### What the exercise asks
Starting at the line that holds "What's the underlying", copy every line exactly through the end of the data, and no others.

### Material supplied
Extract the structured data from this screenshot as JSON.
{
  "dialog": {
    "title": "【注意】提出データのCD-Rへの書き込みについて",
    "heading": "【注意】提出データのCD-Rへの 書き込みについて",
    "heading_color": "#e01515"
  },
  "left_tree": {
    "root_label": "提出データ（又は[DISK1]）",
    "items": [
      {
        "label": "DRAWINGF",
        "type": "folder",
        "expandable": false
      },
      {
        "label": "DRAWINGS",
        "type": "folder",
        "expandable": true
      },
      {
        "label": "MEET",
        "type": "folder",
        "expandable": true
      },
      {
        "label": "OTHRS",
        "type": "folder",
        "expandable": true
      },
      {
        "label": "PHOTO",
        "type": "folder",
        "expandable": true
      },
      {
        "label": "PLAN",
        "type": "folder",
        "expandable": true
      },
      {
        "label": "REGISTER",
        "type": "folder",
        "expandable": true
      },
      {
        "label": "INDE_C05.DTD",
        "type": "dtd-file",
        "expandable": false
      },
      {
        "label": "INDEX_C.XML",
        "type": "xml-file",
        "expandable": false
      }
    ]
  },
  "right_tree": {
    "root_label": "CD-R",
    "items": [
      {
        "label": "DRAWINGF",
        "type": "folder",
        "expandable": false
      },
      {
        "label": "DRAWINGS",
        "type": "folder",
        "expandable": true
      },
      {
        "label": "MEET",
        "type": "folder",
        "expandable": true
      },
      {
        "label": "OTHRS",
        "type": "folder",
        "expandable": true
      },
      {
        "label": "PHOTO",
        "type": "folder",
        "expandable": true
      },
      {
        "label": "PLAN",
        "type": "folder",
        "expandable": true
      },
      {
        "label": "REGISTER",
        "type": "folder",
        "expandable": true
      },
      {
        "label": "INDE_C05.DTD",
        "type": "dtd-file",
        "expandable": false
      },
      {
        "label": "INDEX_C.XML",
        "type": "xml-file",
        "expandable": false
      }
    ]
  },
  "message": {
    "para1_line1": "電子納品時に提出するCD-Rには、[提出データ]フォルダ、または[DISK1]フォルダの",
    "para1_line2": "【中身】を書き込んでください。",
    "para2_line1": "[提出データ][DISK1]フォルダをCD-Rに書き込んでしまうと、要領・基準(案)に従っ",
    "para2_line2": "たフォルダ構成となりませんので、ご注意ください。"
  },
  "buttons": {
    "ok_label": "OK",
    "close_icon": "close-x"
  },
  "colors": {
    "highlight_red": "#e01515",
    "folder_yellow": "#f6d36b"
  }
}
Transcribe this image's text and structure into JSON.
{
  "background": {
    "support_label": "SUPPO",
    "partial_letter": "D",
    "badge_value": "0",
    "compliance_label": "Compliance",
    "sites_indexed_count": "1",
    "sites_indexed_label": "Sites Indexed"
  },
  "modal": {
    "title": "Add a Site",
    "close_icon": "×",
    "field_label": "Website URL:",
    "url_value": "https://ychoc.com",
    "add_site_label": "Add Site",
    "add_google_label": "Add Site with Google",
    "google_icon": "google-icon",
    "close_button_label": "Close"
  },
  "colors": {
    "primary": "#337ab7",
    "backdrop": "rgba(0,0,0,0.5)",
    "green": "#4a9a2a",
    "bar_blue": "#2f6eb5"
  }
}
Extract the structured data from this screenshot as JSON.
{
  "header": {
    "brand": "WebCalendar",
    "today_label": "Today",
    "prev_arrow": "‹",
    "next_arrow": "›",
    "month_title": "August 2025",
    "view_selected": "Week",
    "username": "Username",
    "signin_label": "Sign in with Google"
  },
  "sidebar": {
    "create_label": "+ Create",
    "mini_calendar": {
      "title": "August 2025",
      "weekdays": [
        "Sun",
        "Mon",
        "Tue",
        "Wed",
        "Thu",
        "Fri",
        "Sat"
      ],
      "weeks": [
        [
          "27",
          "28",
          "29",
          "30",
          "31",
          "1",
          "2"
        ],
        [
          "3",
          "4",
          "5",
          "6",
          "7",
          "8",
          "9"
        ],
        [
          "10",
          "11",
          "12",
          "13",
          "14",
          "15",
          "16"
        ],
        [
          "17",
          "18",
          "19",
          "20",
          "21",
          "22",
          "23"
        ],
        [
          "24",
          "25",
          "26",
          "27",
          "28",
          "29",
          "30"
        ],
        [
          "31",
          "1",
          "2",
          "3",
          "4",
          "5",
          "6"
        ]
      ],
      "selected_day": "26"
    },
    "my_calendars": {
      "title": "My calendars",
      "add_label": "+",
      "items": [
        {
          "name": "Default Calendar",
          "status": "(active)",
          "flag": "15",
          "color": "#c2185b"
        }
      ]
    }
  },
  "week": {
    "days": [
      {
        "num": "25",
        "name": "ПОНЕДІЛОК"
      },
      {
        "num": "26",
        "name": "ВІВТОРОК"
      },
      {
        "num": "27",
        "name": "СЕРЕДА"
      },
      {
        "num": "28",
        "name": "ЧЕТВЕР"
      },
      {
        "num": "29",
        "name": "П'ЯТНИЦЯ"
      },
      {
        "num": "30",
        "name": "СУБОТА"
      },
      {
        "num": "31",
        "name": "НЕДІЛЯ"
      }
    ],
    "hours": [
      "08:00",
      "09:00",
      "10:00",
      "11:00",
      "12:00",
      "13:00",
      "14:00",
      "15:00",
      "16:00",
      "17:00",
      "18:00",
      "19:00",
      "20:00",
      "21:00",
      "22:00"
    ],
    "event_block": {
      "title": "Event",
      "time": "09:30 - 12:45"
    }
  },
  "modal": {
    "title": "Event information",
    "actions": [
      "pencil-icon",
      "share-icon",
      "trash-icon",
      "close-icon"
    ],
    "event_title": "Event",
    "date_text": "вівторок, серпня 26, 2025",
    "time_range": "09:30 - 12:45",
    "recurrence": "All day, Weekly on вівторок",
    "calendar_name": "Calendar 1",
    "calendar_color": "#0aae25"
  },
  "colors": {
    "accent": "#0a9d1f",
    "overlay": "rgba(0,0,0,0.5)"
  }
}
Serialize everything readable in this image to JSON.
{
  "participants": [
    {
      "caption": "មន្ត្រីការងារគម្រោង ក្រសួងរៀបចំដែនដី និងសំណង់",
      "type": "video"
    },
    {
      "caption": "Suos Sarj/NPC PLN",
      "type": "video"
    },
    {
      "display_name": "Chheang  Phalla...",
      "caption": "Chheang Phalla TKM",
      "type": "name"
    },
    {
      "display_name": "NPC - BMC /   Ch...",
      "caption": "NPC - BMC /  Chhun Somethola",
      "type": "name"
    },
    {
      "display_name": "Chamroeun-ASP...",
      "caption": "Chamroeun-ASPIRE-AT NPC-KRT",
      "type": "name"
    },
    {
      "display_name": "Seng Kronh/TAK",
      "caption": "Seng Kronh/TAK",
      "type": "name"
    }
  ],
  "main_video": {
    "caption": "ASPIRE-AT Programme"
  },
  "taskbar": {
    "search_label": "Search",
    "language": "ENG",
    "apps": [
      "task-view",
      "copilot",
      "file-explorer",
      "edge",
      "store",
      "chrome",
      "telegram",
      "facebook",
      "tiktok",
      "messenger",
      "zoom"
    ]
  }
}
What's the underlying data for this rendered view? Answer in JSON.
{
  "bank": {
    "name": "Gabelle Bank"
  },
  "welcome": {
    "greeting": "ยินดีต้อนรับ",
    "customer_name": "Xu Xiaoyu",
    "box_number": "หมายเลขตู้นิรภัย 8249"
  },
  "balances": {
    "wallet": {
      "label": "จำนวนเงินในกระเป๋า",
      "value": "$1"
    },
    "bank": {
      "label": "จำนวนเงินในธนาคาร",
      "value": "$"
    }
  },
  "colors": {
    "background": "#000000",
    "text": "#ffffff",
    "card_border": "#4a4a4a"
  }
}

### Result for this task
What's the underlying data for this rendered view? Answer in JSON.
{
  "bank": {
    "name": "Gabelle Bank"
  },
  "welcome": {
    "greeting": "ยินดีต้อนรับ",
    "customer_name": "Xu Xiaoyu",
    "box_number": "หมายเลขตู้นิรภัย 8249"
  },
  "balances": {
    "wallet": {
      "label": "จำนวนเงินในกระเป๋า",
      "value": "$1"
    },
    "bank": {
      "label": "จำนวนเงินในธนาคาร",
      "value": "$"
    }
  },
  "colors": {
    "background": "#000000",
    "text": "#ffffff",
    "card_border": "#4a4a4a"
  }
}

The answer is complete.